- [TASK MATERIAL]:
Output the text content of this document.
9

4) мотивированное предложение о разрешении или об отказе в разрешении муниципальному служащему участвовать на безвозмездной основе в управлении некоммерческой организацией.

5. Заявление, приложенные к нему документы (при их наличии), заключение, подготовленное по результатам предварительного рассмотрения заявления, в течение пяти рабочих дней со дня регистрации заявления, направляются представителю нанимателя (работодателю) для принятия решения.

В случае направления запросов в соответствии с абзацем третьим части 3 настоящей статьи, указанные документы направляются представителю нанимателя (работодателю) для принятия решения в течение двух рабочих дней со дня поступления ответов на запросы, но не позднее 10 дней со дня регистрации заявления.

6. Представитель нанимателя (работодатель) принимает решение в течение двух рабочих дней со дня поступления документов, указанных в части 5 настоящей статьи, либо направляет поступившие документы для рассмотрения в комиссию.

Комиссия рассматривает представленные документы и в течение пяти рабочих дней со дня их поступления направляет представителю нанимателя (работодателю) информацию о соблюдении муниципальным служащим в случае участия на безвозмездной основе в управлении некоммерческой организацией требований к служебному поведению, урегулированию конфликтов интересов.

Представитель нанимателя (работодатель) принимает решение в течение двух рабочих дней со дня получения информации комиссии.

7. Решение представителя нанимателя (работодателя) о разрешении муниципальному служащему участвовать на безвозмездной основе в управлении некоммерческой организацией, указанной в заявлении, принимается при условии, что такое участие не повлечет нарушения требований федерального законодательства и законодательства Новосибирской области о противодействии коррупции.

- [WHAT IS NEEDED]: Count all lines of the data that include "Представитель". The answer is the number alone.

- [WRITTEN RESPONSE]: 2